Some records
_ _ _ _ _

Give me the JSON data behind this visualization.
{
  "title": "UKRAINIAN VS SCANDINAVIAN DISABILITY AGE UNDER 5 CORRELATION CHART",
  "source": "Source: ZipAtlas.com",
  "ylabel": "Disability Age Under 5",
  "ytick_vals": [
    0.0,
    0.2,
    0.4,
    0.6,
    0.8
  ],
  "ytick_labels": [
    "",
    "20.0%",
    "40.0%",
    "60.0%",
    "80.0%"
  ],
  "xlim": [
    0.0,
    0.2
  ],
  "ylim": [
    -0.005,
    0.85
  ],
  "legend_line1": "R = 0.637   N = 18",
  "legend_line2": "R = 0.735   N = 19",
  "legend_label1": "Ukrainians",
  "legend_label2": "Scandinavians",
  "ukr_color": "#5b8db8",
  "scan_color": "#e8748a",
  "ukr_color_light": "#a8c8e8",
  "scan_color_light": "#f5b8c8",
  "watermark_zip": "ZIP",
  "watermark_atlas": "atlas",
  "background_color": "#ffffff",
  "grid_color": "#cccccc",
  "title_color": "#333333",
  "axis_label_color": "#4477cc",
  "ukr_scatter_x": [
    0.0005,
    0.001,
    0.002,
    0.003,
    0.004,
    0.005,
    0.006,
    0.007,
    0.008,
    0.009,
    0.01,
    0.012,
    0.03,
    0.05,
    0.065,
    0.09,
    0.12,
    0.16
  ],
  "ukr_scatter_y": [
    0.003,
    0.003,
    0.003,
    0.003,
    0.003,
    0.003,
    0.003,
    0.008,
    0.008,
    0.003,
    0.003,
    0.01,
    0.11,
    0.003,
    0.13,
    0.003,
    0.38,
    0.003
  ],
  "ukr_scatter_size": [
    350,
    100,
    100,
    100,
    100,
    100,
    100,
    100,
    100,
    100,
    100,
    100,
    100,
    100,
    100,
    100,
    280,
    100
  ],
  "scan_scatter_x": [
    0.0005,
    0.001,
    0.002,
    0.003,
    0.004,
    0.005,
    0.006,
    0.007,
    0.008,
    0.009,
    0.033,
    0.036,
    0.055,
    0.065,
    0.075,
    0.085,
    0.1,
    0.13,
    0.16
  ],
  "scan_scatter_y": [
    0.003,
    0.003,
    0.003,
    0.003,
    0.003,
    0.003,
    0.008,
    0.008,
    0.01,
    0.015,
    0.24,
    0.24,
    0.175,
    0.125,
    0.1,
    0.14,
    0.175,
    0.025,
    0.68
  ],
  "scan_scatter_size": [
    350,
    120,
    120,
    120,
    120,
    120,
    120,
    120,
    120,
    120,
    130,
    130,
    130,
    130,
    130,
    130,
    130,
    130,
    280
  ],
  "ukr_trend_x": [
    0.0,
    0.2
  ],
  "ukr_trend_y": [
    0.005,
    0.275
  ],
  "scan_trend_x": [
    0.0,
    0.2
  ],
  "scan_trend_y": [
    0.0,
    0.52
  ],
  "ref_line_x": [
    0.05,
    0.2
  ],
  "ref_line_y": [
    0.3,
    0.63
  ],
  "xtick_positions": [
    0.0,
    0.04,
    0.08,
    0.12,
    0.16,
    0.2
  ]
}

_ _ _ _ _

WHAT TO DO: Emit the full listing verbatim.

RESPONSE:
Give me the JSON data behind this visualization.
{
  "title": "UKRAINIAN VS SCANDINAVIAN DISABILITY AGE UNDER 5 CORRELATION CHART",
  "source": "Source: ZipAtlas.com",
  "ylabel": "Disability Age Under 5",
  "ytick_vals": [
    0.0,
    0.2,
    0.4,
    0.6,
    0.8
  ],
  "ytick_labels": [
    "",
    "20.0%",
    "40.0%",
    "60.0%",
    "80.0%"
  ],
  "xlim": [
    0.0,
    0.2
  ],
  "ylim": [
    -0.005,
    0.85
  ],
  "legend_line1": "R = 0.637   N = 18",
  "legend_line2": "R = 0.735   N = 19",
  "legend_label1": "Ukrainians",
  "legend_label2": "Scandinavians",
  "ukr_color": "#5b8db8",
  "scan_color": "#e8748a",
  "ukr_color_light": "#a8c8e8",
  "scan_color_light": "#f5b8c8",
  "watermark_zip": "ZIP",
  "watermark_atlas": "atlas",
  "background_color": "#ffffff",
  "grid_color": "#cccccc",
  "title_color": "#333333",
  "axis_label_color": "#4477cc",
  "ukr_scatter_x": [
    0.0005,
    0.001,
    0.002,
    0.003,
    0.004,
    0.005,
    0.006,
    0.007,
    0.008,
    0.009,
    0.01,
    0.012,
    0.03,
    0.05,
    0.065,
    0.09,
    0.12,
    0.16
  ],
  "ukr_scatter_y": [
    0.003,
    0.003,
    0.003,
    0.003,
    0.003,
    0.003,
    0.003,
    0.008,
    0.008,
    0.003,
    0.003,
    0.01,
    0.11,
    0.003,
    0.13,
    0.003,
    0.38,
    0.003
  ],
  "ukr_scatter_size": [
    350,
    100,
    100,
    100,
    100,
    100,
    100,
    100,
    100,
    100,
    100,
    100,
    100,
    100,
    100,
    100,
    280,
    100
  ],
  "scan_scatter_x": [
    0.0005,
    0.001,
    0.002,
    0.003,
    0.004,
    0.005,
    0.006,
    0.007,
    0.008,
    0.009,
    0.033,
    0.036,
    0.055,
    0.065,
    0.075,
    0.085,
    0.1,
    0.13,
    0.16
  ],
  "scan_scatter_y": [
    0.003,
    0.003,
    0.003,
    0.003,
    0.003,
    0.003,
    0.008,
    0.008,
    0.01,
    0.015,
    0.24,
    0.24,
    0.175,
    0.125,
    0.1,
    0.14,
    0.175,
    0.025,
    0.68
  ],
  "scan_scatter_size": [
    350,
    120,
    120,
    120,
    120,
    120,
    120,
    120,
    120,
    120,
    130,
    130,
    130,
    130,
    130,
    130,
    130,
    130,
    280
  ],
  "ukr_trend_x": [
    0.0,
    0.2
  ],
  "ukr_trend_y": [
    0.005,
    0.275
  ],
  "scan_trend_x": [
    0.0,
    0.2
  ],
  "scan_trend_y": [
    0.0,
    0.52
  ],
  "ref_line_x": [
    0.05,
    0.2
  ],
  "ref_line_y": [
    0.3,
    0.63
  ],
  "xtick_positions": [
    0.0,
    0.04,
    0.08,
    0.12,
    0.16,
    0.2
  ]
}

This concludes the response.